■ Written problem:
From the listing below, extract every line in which the word "text" appears.

----- Dataset content

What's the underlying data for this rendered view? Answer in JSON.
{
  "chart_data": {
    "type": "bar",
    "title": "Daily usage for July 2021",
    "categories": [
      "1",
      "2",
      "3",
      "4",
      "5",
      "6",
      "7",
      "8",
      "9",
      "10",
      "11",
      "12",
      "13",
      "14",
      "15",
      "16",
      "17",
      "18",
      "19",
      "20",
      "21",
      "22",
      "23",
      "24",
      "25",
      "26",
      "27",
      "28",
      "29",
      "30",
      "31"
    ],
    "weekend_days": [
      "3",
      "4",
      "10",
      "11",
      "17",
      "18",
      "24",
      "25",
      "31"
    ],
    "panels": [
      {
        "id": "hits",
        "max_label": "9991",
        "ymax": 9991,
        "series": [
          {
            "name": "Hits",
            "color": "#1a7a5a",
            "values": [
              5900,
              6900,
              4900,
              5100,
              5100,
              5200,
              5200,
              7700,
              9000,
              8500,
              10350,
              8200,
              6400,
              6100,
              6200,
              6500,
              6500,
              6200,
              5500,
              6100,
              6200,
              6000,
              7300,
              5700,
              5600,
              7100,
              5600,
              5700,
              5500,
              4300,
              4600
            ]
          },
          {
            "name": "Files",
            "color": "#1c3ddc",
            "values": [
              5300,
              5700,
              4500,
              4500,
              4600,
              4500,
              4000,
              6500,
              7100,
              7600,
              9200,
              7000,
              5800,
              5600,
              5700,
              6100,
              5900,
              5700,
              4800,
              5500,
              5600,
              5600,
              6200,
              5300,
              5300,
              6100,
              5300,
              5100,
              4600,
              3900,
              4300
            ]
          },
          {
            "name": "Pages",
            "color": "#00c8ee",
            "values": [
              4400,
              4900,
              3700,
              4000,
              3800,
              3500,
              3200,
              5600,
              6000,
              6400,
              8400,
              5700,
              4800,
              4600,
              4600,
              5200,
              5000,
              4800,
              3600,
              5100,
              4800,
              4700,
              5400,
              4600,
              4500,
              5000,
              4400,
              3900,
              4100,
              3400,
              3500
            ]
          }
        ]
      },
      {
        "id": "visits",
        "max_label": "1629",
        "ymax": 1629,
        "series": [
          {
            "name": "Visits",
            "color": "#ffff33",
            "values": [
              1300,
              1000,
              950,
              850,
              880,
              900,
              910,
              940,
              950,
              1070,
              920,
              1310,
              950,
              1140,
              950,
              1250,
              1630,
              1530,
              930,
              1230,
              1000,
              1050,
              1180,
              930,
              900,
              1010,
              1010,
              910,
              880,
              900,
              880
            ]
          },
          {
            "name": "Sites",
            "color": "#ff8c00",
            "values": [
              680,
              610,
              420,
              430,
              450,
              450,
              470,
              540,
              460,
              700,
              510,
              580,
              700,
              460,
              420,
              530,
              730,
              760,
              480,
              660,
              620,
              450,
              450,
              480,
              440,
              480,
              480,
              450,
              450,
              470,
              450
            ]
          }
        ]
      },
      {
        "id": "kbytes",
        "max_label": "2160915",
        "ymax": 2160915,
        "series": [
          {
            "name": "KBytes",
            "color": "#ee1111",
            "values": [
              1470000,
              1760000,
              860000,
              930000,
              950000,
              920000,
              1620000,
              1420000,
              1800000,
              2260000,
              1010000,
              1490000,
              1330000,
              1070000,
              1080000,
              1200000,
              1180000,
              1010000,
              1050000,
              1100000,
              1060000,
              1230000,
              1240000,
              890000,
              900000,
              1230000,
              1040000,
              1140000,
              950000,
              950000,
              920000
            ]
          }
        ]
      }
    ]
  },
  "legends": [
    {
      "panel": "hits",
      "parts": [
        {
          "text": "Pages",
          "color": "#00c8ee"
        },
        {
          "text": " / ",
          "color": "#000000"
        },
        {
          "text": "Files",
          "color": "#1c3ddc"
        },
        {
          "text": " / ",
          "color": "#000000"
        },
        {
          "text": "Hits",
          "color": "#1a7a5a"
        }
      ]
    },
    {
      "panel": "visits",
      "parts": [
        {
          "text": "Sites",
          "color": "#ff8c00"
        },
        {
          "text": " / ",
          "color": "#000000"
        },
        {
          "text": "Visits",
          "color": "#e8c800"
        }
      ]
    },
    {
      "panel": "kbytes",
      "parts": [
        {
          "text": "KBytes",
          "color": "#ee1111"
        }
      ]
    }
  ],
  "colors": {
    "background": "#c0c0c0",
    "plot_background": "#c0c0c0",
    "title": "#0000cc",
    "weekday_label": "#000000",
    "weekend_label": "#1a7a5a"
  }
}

----------

■ Task result:
          "text": "Pages",
          "text": " / ",
          "text": "Files",
          "text": " / ",
          "text": "Hits",
          "text": "Sites",
          "text": " / ",
          "text": "Visits",
          "text": "KBytes",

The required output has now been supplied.